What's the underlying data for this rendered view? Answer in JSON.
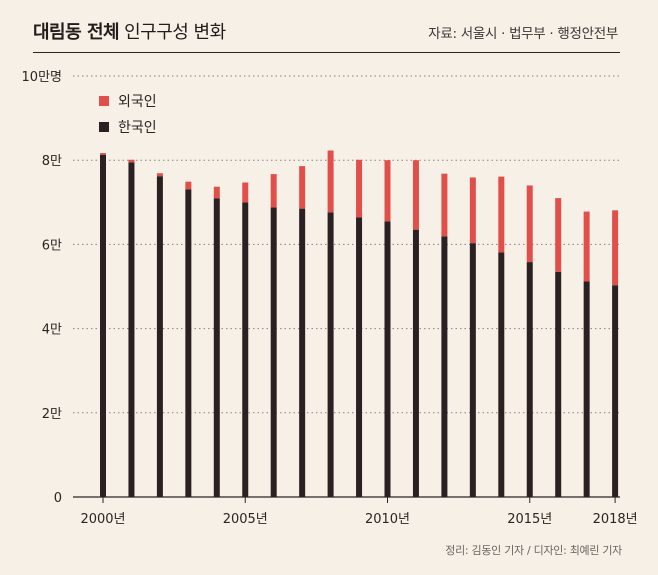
{
  "header": {
    "title_bold": "대림동 전체",
    "title_rest": "인구구성 변화",
    "source": "자료: 서울시 · 법무부 · 행정안전부"
  },
  "footer": {
    "credit": "정리: 김동인 기자 / 디자인: 최예린 기자"
  },
  "colors": {
    "korean": "#2b2122",
    "foreign": "#e24f4a",
    "background": "#f6f0e6",
    "grid": "#8a8280"
  },
  "chart_data": {
    "type": "bar",
    "stacked": true,
    "title": "대림동 전체 인구구성 변화",
    "ylim": [
      0,
      100000
    ],
    "y_ticks": [
      {
        "value": 0,
        "label": "0"
      },
      {
        "value": 20000,
        "label": "2만"
      },
      {
        "value": 40000,
        "label": "4만"
      },
      {
        "value": 60000,
        "label": "6만"
      },
      {
        "value": 80000,
        "label": "8만"
      },
      {
        "value": 100000,
        "label": "10만명"
      }
    ],
    "x_ticks": [
      {
        "year": 2000,
        "label": "2000년"
      },
      {
        "year": 2005,
        "label": "2005년"
      },
      {
        "year": 2010,
        "label": "2010년"
      },
      {
        "year": 2015,
        "label": "2015년"
      },
      {
        "year": 2018,
        "label": "2018년"
      }
    ],
    "legend": {
      "position": "top-left",
      "foreign": "외국인",
      "korean": "한국인"
    },
    "categories": [
      2000,
      2001,
      2002,
      2003,
      2004,
      2005,
      2006,
      2007,
      2008,
      2009,
      2010,
      2011,
      2012,
      2013,
      2014,
      2015,
      2016,
      2017,
      2018
    ],
    "series": [
      {
        "name": "한국인",
        "values": [
          81300,
          79500,
          76200,
          73100,
          70900,
          70000,
          68800,
          68500,
          67600,
          66400,
          65500,
          63500,
          61900,
          60300,
          58100,
          55800,
          53500,
          51200,
          50300
        ]
      },
      {
        "name": "외국인",
        "values": [
          400,
          600,
          700,
          1800,
          2800,
          4700,
          7900,
          10100,
          14700,
          13700,
          14500,
          16500,
          14900,
          15600,
          18000,
          18200,
          17500,
          16600,
          17800
        ]
      }
    ]
  }
}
========================
**What the task requires**
Scan the material above for the string "year" and return the lines that hold it.

**Final result**
        "year": 2000,
        "year": 2005,
        "year": 2010,
        "year": 2015,
        "year": 2018,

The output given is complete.